__ATTIVITÀ DA SVOLGERE__.
(A) Nel testo sulla corruzione, per quale motivo l'autore ritiene che l'avviso di garanzia sia ragione sufficiente per le dimissioni di un politico?
(B) Traduca in inglese la frase del testo sulla corruzione "Il livello di moralità non è definito in termini di giustizia positiva."
(C) Scriva il seguito del testo sulla corruzione, riprendendo dopo l'ultima frase riportata.

ETHOS
PUBBLICO E CORRUTTORI
di Fulvio Papi
“La corruzione è contagiosa,
non solo insozza
chi la pratica,
ma ammorba tutto
quanto le sta intorno”
Angelo
Gaccione
Dopo molto tempo che non
seguivo i dibattiti “politici” alla tv poiché avevo l'impressione che, quanto
all'informazione e all'analisi, esse non potevano offrire niente di più che una
goccia in un deserto, ho ascoltato uno di questi incontri dalla quale sono
venute alla luce queste considerazioni. Uno: il tema stantio sulla corruzione
relativa alla questione dell'avviso di garanzia. È o non è ratio sufficiens per le dimissioni di un politico? A mio avviso sì,
poiché non indica un reato, ma l'appartenenza a un orizzonte di indagini in cui
un personaggio pubblico non dovrebbe essere minimamente toccato. Il livello di
moralità non è definito in termini di giustizia positiva.
Tuttavia una seconda
opinione modera questa certezza: lo spazio della corruzione si avvale di una
rete così complessa di correità che può accadere che un ministro (o chi per
lui) firmi una delibera senza conoscere attraverso quali intrighi e complicità
sia arrivata, appunto, alla firma. Anche qui si può discutere, ma la do come un
caso possibile, specie se il ministro (o chi per lui), non ha una competenza
specifica.
Terzo argomento: quello di
Massimo Cacciari che -anche quando prende parte, molto spesso, a queste “tenzoni”-
mostra a chi lo capisce una forma di intelligenza, un poco insofferente, che
proviene da una prolungata e seria storia filosofica. Cacciari quindi sostiene
che è inutile discutere caso per caso, ma è un sistema che, nel suo
funzionamento, ingloba plurimi e diffusi casi di corruzione. Approfittando dell’aura
filosofica che ho evocato, dirò molto semplicemente che la corruzione, come
tutti gli aspetti sociali mafiosi, appartengono al modello italiano di
riproduzione sociale. Credo che questa considerazione, nella sua generalità,
colga una forma strutturale e dominante del sistema, e quindi sia l'oggetto di
una conoscenza analitica che abbia un valore non solo teorico ma conoscitivo a
livello nazionale. Qualcosa che assomiglia alla famosa inchiesta Pacini sulla
agricoltura nazionale promessa nell'800. È un'impresa molto difficile ma,
economicamente, socialmente e dal punto di vista della giustizia, non
impossibile. Si tratta di sfilare quel gomitolo in cui sono comprese complicità
che toccano tutti i settori della vita nazionale, senza che nessuno a priori
possa dichiararsi estraneo. E tanto più meritorio se in un clima di corruzione
vi saranno persone, gruppi, istituzioni che si mostreranno degne di una
democrazia politica, come credo accada nel caso di milioni di persone che senza
alcun privilegio (che sempre andrebbe analizzato nella sua genealogia) lavorano
onestamente e proficuamente tenendo in piedi un paese “difficile”.

__MATERIALE ELENCATO__.
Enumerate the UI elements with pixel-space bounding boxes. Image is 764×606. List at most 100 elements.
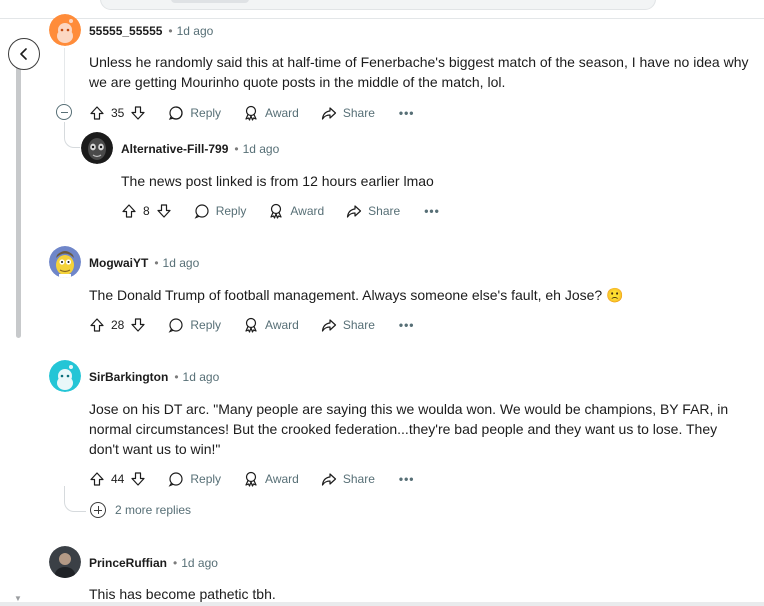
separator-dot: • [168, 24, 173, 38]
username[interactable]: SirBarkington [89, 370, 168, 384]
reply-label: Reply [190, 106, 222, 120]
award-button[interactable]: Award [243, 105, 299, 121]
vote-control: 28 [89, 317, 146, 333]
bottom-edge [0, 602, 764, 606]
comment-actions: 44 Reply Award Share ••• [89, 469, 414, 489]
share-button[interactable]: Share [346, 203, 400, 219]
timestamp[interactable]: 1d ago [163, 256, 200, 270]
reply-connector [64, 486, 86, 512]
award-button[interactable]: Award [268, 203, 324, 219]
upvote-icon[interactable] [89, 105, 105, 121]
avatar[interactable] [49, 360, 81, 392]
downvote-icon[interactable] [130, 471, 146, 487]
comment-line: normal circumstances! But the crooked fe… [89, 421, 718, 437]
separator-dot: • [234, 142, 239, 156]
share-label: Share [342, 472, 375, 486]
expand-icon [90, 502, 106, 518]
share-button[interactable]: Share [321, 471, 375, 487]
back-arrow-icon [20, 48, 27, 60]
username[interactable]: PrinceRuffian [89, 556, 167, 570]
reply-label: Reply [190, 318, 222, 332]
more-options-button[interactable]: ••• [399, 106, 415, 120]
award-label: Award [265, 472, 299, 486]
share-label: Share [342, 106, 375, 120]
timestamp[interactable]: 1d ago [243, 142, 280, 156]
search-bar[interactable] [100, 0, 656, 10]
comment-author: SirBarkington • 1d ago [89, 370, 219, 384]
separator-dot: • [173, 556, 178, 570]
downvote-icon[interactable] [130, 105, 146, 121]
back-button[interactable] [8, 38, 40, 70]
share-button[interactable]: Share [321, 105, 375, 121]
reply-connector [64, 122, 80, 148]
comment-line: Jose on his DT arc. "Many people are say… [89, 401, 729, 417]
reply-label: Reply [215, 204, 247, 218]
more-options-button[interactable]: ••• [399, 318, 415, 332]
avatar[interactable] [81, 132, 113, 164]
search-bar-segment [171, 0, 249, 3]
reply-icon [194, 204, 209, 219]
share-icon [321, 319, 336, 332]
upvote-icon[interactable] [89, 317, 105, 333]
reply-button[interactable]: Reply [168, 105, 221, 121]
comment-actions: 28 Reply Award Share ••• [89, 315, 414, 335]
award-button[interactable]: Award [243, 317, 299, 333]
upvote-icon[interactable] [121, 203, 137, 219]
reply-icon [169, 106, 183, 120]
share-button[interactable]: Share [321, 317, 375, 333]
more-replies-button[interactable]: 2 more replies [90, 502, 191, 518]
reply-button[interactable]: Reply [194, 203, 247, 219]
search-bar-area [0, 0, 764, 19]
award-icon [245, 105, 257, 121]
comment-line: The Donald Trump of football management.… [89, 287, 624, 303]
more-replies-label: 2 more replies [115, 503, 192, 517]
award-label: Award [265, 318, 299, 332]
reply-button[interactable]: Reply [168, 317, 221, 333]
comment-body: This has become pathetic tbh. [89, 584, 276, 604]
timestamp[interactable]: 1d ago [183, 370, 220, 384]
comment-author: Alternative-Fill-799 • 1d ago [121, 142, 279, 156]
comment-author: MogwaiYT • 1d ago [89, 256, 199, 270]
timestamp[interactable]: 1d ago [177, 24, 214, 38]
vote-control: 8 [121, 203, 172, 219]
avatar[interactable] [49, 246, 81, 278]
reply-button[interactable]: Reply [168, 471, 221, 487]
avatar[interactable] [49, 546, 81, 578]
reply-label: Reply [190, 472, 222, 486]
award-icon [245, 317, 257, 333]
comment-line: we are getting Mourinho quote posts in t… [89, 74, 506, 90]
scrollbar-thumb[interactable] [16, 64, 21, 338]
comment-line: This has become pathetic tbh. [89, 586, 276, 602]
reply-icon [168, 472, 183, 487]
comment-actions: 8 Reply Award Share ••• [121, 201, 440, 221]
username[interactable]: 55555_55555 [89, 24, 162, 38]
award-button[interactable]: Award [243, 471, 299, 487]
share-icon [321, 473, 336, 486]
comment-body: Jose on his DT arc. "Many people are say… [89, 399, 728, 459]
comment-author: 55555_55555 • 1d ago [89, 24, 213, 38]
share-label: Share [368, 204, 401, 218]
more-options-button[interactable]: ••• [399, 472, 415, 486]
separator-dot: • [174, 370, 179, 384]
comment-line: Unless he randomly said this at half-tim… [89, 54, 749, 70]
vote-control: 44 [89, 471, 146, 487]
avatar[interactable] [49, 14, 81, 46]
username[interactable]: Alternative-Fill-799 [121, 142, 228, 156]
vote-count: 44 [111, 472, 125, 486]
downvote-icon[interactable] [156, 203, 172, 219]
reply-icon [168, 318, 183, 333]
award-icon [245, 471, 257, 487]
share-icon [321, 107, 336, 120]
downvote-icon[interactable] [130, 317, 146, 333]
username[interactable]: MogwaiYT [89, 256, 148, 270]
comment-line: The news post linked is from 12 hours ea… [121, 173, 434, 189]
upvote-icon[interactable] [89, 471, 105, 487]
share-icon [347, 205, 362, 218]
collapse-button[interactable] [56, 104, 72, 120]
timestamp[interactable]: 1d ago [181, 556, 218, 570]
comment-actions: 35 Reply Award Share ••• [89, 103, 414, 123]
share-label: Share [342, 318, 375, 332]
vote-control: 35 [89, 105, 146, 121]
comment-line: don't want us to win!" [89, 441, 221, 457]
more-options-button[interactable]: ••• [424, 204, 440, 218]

--

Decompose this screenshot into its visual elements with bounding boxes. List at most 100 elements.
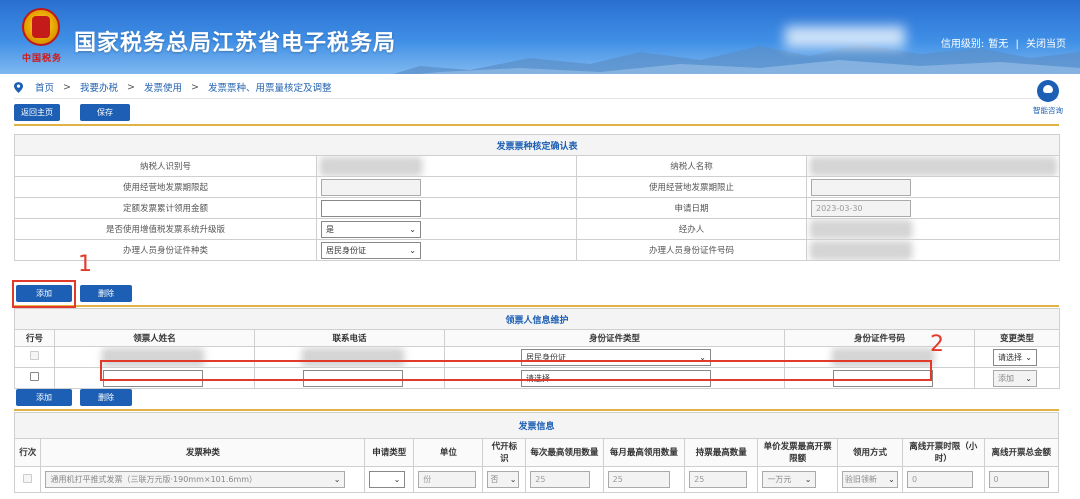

__I RISULTATI__.
(A) Perché non indica un reato, ma l'appartenenza a un orizzonte di indagini in cui un personaggio pubblico non dovrebbe essere minimamente toccato.

(B) The level of morality is not defined in terms of positive justice.

(C)
Ma ci sono due altri
problemi che derivano da quello che possiamo chiamare “il sistema della
corruzione diffusa”. Il primo risulta da una carenza: una conoscenza storica di
questo processo sociale che non è né fatale né antropologico. Di questa storia
non ne ho mai sentito parlare. Se si teme qualcosa di grave ci si sbaglia,
poiché a questa vicenda possono essere connesse persone che hanno agito in
buona fede, ma certamente il seme della corruzione ha avuto una sua velocità di
diffusione, favorita da sistemi di governo che promuovevano la corruzione e
l'immoralità. Perché gli storici -che mi sembrano molto competenti e capaci- non
si cimentano su questa strada?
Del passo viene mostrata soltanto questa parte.